Stored data:
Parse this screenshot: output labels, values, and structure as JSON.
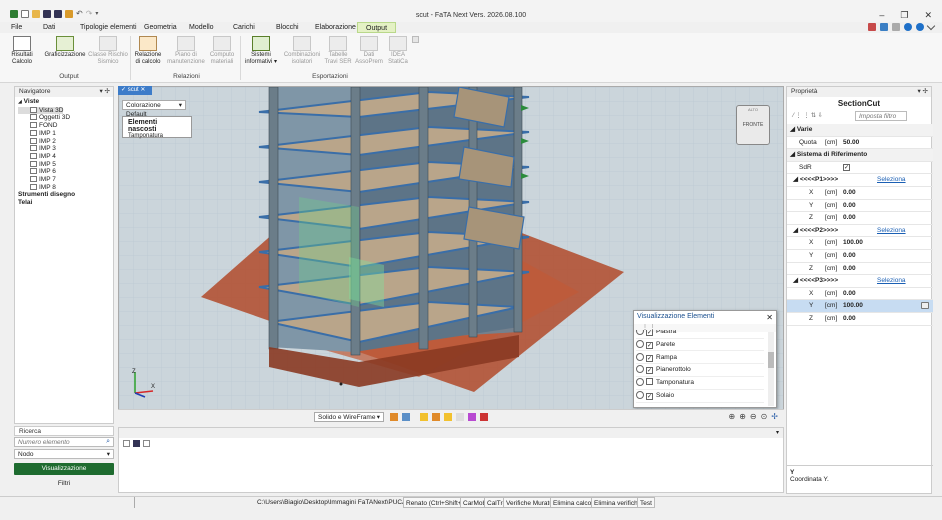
{
  "window": {
    "title": "scut - FaTA Next Vers. 2026.08.100",
    "controls": [
      "–",
      "❐",
      "✕"
    ]
  },
  "menu": [
    {
      "label": "File"
    },
    {
      "label": "Dati"
    },
    {
      "label": "Tipologie elementi"
    },
    {
      "label": "Geometria"
    },
    {
      "label": "Modello"
    },
    {
      "label": "Carichi"
    },
    {
      "label": "Blocchi"
    },
    {
      "label": "Elaborazione"
    },
    {
      "label": "Output",
      "active": true
    }
  ],
  "ribbon": {
    "groups": [
      {
        "label": "Output"
      },
      {
        "label": "Relazioni"
      },
      {
        "label": "Esportazioni"
      }
    ],
    "buttons": [
      {
        "label1": "Risultati",
        "label2": "Calcolo",
        "enabled": true
      },
      {
        "label1": "Graficizzazione",
        "label2": "",
        "enabled": true
      },
      {
        "label1": "Classe Rischio",
        "label2": "Sismico",
        "enabled": false
      },
      {
        "label1": "Relazione",
        "label2": "di calcolo",
        "enabled": true
      },
      {
        "label1": "Piano di",
        "label2": "manutenzione",
        "enabled": false
      },
      {
        "label1": "Computo",
        "label2": "materiali",
        "enabled": false
      },
      {
        "label1": "Sistemi",
        "label2": "informativi ▾",
        "enabled": true
      },
      {
        "label1": "Combinazioni",
        "label2": "isolatori",
        "enabled": false
      },
      {
        "label1": "Tabelle",
        "label2": "Travi SER",
        "enabled": false
      },
      {
        "label1": "Dati",
        "label2": "AssoPrem",
        "enabled": false
      },
      {
        "label1": "IDEA",
        "label2": "StatiCa",
        "enabled": false
      }
    ]
  },
  "navigator": {
    "title": "Navigatore",
    "pin": "▾ ✢",
    "root": "Viste",
    "items": [
      "Vista 3D",
      "Oggetti 3D",
      "FOND",
      "IMP 1",
      "IMP 2",
      "IMP 3",
      "IMP 4",
      "IMP 5",
      "IMP 6",
      "IMP 7",
      "IMP 8"
    ],
    "others": [
      "Strumenti disegno",
      "Telai"
    ]
  },
  "search": {
    "title": "Ricerca",
    "placeholder": "Numero elemento",
    "select": "Nodo",
    "button": "Visualizzazione",
    "filter": "Filtri"
  },
  "viewport": {
    "tab": "scut",
    "coloring": "Colorazione Default",
    "hidden_title": "Elementi nascosti",
    "hidden_item": "Tamponatura",
    "cube_face": "FRONTE",
    "cube_top": "ALTO",
    "render_mode": "Solido e WireFrame",
    "axis_x": "X",
    "axis_z": "Z"
  },
  "vis_panel": {
    "title": "Visualizzazione Elementi",
    "items": [
      {
        "label": "Piastra",
        "checked": true
      },
      {
        "label": "Parete",
        "checked": true
      },
      {
        "label": "Rampa",
        "checked": true
      },
      {
        "label": "Pianerottolo",
        "checked": true
      },
      {
        "label": "Tamponatura",
        "checked": false
      },
      {
        "label": "Solaio",
        "checked": true
      }
    ]
  },
  "properties": {
    "title": "Proprietà",
    "object": "SectionCut",
    "filter_placeholder": "Imposta filtro",
    "varie": "Varie",
    "quota": {
      "label": "Quota",
      "unit": "[cm]",
      "value": "50.00"
    },
    "srif": "Sistema di Riferimento",
    "sdr": "SdR",
    "select": "Seleziona",
    "points": [
      {
        "name": "<<<<P1>>>>",
        "x": "0.00",
        "y": "0.00",
        "z": "0.00"
      },
      {
        "name": "<<<<P2>>>>",
        "x": "100.00",
        "y": "0.00",
        "z": "0.00"
      },
      {
        "name": "<<<<P3>>>>",
        "x": "0.00",
        "y": "100.00",
        "z": "0.00"
      }
    ],
    "axis_labels": [
      "X",
      "Y",
      "Z"
    ],
    "unit": "[cm]",
    "desc_title": "Y",
    "desc_text": "Coordinata Y."
  },
  "status": {
    "path": "C:\\Users\\Biagio\\Desktop\\Immagini FaTANext\\PUCA 2.fnx",
    "cells": [
      "Renato (Ctrl+Shift+R)",
      "CarMob",
      "CalTrc",
      "Verifiche Muratura",
      "Elimina calcolo",
      "Elimina verifiche",
      "Test"
    ]
  }
}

**Set problem**
Leave out the pictures and print each record exactly as it stands.

**Result of this task**
Parse this screenshot: output labels, values, and structure as JSON.
{
  "window": {
    "title": "scut - FaTA Next Vers. 2026.08.100",
    "controls": [
      "–",
      "❐",
      "✕"
    ]
  },
  "menu": [
    {
      "label": "File"
    },
    {
      "label": "Dati"
    },
    {
      "label": "Tipologie elementi"
    },
    {
      "label": "Geometria"
    },
    {
      "label": "Modello"
    },
    {
      "label": "Carichi"
    },
    {
      "label": "Blocchi"
    },
    {
      "label": "Elaborazione"
    },
    {
      "label": "Output",
      "active": true
    }
  ],
  "ribbon": {
    "groups": [
      {
        "label": "Output"
      },
      {
        "label": "Relazioni"
      },
      {
        "label": "Esportazioni"
      }
    ],
    "buttons": [
      {
        "label1": "Risultati",
        "label2": "Calcolo",
        "enabled": true
      },
      {
        "label1": "Graficizzazione",
        "label2": "",
        "enabled": true
      },
      {
        "label1": "Classe Rischio",
        "label2": "Sismico",
        "enabled": false
      },
      {
        "label1": "Relazione",
        "label2": "di calcolo",
        "enabled": true
      },
      {
        "label1": "Piano di",
        "label2": "manutenzione",
        "enabled": false
      },
      {
        "label1": "Computo",
        "label2": "materiali",
        "enabled": false
      },
      {
        "label1": "Sistemi",
        "label2": "informativi ▾",
        "enabled": true
      },
      {
        "label1": "Combinazioni",
        "label2": "isolatori",
        "enabled": false
      },
      {
        "label1": "Tabelle",
        "label2": "Travi SER",
        "enabled": false
      },
      {
        "label1": "Dati",
        "label2": "AssoPrem",
        "enabled": false
      },
      {
        "label1": "IDEA",
        "label2": "StatiCa",
        "enabled": false
      }
    ]
  },
  "navigator": {
    "title": "Navigatore",
    "pin": "▾ ✢",
    "root": "Viste",
    "items": [
      "Vista 3D",
      "Oggetti 3D",
      "FOND",
      "IMP 1",
      "IMP 2",
      "IMP 3",
      "IMP 4",
      "IMP 5",
      "IMP 6",
      "IMP 7",
      "IMP 8"
    ],
    "others": [
      "Strumenti disegno",
      "Telai"
    ]
  },
  "search": {
    "title": "Ricerca",
    "placeholder": "Numero elemento",
    "select": "Nodo",
    "button": "Visualizzazione",
    "filter": "Filtri"
  },
  "viewport": {
    "tab": "scut",
    "coloring": "Colorazione Default",
    "hidden_title": "Elementi nascosti",
    "hidden_item": "Tamponatura",
    "cube_face": "FRONTE",
    "cube_top": "ALTO",
    "render_mode": "Solido e WireFrame",
    "axis_x": "X",
    "axis_z": "Z"
  },
  "vis_panel": {
    "title": "Visualizzazione Elementi",
    "items": [
      {
        "label": "Piastra",
        "checked": true
      },
      {
        "label": "Parete",
        "checked": true
      },
      {
        "label": "Rampa",
        "checked": true
      },
      {
        "label": "Pianerottolo",
        "checked": true
      },
      {
        "label": "Tamponatura",
        "checked": false
      },
      {
        "label": "Solaio",
        "checked": true
      }
    ]
  },
  "properties": {
    "title": "Proprietà",
    "object": "SectionCut",
    "filter_placeholder": "Imposta filtro",
    "varie": "Varie",
    "quota": {
      "label": "Quota",
      "unit": "[cm]",
      "value": "50.00"
    },
    "srif": "Sistema di Riferimento",
    "sdr": "SdR",
    "select": "Seleziona",
    "points": [
      {
        "name": "<<<<P1>>>>",
        "x": "0.00",
        "y": "0.00",
        "z": "0.00"
      },
      {
        "name": "<<<<P2>>>>",
        "x": "100.00",
        "y": "0.00",
        "z": "0.00"
      },
      {
        "name": "<<<<P3>>>>",
        "x": "0.00",
        "y": "100.00",
        "z": "0.00"
      }
    ],
    "axis_labels": [
      "X",
      "Y",
      "Z"
    ],
    "unit": "[cm]",
    "desc_title": "Y",
    "desc_text": "Coordinata Y."
  },
  "status": {
    "path": "C:\\Users\\Biagio\\Desktop\\Immagini FaTANext\\PUCA 2.fnx",
    "cells": [
      "Renato (Ctrl+Shift+R)",
      "CarMob",
      "CalTrc",
      "Verifiche Muratura",
      "Elimina calcolo",
      "Elimina verifiche",
      "Test"
    ]
  }
}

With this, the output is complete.